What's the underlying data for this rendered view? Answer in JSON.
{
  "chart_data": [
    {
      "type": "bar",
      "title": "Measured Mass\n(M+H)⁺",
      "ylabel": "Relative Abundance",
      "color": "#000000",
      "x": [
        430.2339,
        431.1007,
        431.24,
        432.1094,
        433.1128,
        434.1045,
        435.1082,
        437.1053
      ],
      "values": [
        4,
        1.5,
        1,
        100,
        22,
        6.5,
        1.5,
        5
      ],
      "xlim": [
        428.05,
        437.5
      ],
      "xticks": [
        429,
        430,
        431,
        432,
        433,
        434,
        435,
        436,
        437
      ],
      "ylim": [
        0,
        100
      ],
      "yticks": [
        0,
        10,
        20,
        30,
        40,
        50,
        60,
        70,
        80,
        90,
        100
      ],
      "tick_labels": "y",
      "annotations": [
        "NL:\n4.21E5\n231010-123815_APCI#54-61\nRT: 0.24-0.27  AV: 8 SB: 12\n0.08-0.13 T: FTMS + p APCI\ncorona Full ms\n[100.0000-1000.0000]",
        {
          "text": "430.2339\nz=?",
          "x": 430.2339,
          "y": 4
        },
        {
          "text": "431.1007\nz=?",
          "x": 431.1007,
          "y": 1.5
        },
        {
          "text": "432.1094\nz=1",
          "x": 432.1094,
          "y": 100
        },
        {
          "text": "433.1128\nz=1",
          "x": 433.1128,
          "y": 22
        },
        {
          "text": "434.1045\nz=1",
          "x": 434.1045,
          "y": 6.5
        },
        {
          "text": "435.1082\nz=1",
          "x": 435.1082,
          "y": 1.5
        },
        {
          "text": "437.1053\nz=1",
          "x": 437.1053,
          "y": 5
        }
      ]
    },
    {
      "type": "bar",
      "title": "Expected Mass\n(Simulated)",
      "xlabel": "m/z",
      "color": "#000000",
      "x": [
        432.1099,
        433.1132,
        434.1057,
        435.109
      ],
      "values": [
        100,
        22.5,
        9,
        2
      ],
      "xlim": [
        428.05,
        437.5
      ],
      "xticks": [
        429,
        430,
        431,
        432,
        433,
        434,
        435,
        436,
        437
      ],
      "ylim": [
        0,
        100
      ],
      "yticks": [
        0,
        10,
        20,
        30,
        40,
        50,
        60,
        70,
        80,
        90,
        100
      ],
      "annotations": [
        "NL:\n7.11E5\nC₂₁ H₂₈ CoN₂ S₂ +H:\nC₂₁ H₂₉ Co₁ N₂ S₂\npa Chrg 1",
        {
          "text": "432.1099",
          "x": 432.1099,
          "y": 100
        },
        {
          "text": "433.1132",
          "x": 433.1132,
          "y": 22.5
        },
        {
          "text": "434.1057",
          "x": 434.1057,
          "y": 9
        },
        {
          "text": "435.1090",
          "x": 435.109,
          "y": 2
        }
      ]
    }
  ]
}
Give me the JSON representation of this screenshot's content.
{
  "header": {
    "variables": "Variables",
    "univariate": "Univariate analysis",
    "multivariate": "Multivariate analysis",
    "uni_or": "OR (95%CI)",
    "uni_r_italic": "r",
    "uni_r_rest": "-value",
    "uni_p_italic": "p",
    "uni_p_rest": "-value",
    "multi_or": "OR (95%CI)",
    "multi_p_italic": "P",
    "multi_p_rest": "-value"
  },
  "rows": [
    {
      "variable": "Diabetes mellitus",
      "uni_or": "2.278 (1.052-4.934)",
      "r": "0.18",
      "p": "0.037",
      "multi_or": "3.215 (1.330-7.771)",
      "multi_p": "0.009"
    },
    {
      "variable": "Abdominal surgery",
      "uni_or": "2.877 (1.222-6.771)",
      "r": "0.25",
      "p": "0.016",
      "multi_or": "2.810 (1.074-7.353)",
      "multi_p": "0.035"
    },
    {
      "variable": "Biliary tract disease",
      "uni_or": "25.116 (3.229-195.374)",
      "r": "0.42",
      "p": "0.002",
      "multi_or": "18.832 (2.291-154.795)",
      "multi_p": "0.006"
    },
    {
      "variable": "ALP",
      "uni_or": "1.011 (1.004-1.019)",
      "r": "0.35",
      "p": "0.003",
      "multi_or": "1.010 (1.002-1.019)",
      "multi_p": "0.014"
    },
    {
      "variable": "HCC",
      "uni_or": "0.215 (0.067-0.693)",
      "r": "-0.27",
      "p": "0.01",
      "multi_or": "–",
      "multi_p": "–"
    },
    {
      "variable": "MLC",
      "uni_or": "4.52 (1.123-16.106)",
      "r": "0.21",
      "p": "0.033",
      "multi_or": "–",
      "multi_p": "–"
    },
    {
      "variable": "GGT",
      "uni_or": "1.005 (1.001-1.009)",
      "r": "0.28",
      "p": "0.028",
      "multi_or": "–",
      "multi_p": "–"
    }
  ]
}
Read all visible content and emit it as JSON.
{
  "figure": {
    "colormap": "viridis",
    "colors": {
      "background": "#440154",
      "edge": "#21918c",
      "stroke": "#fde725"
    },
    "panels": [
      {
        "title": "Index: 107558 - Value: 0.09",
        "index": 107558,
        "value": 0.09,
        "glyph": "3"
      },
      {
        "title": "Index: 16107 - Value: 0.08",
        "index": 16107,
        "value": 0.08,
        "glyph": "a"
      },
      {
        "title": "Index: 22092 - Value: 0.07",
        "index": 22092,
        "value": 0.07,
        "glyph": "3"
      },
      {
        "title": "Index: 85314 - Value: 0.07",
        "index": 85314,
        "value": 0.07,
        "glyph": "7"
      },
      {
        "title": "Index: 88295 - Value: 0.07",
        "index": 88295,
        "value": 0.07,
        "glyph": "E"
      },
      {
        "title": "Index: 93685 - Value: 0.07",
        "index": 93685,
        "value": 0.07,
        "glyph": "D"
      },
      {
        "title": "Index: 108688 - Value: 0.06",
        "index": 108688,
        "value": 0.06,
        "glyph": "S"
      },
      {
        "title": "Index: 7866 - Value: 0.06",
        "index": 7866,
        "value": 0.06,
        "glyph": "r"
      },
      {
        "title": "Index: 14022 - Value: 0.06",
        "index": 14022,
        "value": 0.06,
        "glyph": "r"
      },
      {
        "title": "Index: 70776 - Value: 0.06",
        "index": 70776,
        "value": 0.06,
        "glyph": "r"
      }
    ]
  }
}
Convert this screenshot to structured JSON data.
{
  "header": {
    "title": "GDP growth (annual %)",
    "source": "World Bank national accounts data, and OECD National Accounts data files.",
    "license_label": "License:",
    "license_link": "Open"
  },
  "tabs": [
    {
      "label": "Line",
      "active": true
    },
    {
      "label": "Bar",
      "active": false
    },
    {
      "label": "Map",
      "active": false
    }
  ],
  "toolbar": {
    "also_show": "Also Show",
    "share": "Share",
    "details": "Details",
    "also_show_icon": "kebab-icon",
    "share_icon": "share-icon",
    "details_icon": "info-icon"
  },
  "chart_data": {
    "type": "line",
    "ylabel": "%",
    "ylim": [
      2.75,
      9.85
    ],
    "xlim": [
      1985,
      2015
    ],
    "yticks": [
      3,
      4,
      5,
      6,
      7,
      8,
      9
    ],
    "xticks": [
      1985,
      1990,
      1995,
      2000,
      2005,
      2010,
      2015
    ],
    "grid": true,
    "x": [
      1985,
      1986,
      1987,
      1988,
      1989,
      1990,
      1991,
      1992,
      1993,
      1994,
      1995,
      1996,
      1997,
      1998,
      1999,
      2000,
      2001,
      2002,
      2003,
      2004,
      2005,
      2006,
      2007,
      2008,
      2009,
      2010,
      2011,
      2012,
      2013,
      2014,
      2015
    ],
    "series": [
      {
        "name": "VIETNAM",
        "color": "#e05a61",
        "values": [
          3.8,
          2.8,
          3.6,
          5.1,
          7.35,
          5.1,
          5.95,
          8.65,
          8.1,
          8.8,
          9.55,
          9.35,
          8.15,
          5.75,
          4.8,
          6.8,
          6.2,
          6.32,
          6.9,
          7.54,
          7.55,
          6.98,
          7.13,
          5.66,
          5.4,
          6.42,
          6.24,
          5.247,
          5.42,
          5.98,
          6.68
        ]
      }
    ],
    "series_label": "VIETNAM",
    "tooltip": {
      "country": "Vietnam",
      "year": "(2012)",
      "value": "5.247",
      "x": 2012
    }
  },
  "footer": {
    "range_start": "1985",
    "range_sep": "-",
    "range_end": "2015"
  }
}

# # # # #

→ Required task
From the entries above, extract each line containing "content".

→ Task answer
Give me the JSON representation of this screenshot's content.
Read all visible content and emit it as JSON.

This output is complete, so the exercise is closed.